Problem details: Copy each line of the data below with the word "choinotchoi".

-------- Records supplied

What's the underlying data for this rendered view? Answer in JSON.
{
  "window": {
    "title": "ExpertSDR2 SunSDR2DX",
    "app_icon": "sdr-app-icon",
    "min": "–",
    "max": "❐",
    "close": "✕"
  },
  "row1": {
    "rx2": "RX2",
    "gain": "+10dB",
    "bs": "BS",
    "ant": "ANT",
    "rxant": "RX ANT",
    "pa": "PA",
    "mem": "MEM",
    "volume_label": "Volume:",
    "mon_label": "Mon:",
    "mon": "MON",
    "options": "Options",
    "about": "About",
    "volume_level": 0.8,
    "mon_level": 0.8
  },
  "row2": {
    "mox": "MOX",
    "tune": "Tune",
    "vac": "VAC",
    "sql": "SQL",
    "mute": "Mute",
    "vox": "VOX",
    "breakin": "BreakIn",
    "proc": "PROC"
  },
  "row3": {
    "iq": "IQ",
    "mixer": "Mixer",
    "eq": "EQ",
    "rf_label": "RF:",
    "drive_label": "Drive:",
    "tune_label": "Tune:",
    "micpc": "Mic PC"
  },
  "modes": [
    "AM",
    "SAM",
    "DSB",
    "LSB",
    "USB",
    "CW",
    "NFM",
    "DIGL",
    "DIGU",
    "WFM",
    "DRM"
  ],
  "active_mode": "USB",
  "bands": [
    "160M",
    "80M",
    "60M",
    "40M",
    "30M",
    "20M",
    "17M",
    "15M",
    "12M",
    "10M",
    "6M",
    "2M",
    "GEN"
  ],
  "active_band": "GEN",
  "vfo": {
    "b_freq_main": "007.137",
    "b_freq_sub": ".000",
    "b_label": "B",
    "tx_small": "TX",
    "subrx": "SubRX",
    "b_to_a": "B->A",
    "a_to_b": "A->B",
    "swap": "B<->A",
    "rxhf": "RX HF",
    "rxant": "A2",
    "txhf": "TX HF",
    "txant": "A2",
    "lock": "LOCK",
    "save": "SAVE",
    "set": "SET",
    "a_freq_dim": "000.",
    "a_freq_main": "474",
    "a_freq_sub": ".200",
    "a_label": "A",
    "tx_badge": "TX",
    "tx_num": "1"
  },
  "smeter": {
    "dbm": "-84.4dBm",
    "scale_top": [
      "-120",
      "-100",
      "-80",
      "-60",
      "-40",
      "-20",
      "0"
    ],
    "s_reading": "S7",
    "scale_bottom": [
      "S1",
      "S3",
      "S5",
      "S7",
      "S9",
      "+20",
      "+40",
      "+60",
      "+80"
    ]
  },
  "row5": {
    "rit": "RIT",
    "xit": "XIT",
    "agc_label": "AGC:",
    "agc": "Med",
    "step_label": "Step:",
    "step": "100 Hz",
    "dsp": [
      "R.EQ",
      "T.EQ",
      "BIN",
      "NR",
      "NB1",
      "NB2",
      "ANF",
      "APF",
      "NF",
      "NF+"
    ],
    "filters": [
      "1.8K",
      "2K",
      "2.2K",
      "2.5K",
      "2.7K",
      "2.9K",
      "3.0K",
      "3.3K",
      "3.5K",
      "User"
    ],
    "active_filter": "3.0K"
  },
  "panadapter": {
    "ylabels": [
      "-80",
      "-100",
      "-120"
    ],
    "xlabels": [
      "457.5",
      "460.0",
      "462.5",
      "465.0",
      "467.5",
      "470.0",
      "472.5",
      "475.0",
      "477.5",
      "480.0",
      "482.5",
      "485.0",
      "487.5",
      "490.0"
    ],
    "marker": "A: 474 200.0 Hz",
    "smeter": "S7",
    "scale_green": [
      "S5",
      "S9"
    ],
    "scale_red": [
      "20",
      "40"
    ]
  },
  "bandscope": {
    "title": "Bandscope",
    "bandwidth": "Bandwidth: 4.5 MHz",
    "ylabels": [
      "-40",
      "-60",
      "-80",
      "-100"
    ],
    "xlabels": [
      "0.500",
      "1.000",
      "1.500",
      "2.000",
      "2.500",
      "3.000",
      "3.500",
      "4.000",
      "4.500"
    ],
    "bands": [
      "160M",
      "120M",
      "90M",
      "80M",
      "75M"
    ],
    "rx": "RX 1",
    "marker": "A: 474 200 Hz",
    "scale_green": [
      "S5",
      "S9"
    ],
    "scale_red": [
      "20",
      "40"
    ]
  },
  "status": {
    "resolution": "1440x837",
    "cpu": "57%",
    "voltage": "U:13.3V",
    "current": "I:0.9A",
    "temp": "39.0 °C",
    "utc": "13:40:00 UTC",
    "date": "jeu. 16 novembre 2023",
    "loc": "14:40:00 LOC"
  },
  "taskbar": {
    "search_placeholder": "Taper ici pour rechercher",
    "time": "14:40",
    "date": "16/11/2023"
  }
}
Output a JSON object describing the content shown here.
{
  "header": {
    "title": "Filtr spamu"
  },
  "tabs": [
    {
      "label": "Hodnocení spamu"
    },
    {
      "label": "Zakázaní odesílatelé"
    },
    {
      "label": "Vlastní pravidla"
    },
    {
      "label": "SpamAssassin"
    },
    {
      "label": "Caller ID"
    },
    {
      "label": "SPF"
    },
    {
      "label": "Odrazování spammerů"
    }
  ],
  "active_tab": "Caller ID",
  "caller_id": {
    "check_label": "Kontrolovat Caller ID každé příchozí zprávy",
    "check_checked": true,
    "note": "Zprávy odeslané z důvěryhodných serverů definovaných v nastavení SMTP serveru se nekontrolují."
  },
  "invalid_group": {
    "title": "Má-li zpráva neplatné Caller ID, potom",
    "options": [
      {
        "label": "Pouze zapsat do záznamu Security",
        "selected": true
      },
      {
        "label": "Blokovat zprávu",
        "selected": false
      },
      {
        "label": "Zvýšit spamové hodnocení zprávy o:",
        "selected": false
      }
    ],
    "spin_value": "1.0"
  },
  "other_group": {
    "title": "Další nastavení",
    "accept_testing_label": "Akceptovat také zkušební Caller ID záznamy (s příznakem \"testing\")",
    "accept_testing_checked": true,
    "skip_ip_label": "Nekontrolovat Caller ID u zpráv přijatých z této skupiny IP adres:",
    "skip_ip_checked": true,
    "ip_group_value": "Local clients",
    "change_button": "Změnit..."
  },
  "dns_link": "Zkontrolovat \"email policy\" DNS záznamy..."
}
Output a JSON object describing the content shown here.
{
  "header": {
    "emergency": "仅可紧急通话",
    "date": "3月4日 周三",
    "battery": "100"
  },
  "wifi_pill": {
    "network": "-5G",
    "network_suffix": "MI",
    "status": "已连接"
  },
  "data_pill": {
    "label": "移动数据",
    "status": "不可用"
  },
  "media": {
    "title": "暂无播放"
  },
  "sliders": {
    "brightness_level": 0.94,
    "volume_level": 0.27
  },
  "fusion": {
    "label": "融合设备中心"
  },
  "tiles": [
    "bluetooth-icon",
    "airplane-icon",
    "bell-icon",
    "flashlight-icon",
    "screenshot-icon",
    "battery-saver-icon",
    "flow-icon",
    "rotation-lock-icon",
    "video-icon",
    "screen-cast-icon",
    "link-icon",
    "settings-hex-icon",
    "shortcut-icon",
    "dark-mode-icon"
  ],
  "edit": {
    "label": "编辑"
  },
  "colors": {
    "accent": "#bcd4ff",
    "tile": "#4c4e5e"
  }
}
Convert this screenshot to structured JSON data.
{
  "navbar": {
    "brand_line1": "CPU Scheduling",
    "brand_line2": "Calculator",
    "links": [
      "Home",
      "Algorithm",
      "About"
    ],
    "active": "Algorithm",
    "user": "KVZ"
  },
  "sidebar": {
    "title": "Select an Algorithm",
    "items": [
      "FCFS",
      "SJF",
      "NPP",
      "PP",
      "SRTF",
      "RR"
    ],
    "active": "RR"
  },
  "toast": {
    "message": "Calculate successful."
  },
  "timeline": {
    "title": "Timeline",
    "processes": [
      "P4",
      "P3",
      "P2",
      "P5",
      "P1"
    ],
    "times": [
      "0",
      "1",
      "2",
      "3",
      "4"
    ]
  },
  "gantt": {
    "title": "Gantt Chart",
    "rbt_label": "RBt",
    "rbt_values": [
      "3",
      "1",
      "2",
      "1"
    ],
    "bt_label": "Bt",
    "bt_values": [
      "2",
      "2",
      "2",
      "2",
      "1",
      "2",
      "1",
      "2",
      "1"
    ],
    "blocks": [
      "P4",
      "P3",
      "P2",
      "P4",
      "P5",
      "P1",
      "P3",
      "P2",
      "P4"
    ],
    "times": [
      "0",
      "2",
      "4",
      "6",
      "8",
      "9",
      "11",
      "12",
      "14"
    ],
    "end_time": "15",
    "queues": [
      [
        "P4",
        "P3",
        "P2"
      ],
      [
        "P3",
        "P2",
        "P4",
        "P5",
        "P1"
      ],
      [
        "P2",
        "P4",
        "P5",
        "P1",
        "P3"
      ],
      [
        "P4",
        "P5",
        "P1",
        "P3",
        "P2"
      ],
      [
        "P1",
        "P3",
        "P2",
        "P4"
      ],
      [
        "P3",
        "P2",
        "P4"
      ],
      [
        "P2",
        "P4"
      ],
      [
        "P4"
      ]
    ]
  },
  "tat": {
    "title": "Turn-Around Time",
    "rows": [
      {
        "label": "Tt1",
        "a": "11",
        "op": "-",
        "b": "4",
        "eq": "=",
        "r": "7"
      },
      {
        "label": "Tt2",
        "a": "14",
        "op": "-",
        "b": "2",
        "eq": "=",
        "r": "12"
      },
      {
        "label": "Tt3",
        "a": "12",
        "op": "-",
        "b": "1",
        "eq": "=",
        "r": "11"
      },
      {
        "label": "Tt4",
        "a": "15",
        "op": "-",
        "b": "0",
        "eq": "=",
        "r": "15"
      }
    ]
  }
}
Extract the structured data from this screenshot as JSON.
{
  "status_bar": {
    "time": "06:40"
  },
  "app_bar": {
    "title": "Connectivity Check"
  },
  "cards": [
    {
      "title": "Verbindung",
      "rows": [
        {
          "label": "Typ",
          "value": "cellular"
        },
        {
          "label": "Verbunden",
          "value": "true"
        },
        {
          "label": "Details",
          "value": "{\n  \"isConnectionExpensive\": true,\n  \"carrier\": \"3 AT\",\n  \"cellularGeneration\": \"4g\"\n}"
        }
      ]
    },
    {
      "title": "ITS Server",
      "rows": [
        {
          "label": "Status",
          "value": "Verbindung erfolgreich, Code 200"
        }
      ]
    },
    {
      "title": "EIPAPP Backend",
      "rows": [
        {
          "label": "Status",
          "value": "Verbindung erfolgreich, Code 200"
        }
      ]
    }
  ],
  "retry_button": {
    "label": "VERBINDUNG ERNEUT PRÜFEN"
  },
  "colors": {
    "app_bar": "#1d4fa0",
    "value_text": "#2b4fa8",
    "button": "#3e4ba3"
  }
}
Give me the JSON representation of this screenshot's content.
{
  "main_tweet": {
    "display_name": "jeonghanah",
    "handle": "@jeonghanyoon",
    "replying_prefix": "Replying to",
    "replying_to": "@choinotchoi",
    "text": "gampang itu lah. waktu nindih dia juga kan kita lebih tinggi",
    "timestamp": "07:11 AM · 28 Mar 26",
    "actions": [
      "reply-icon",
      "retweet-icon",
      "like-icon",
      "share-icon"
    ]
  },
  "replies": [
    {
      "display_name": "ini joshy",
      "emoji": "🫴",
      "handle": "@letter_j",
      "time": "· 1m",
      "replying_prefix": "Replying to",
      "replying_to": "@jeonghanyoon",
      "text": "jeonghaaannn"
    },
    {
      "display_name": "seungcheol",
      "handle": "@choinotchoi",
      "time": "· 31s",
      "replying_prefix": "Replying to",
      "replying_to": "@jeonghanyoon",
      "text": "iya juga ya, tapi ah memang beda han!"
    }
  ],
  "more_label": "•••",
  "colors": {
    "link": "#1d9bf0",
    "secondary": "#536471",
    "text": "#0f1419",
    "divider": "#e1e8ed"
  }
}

----------------

Exercise output:
    "replying_to": "@choinotchoi",
      "handle": "@choinotchoi",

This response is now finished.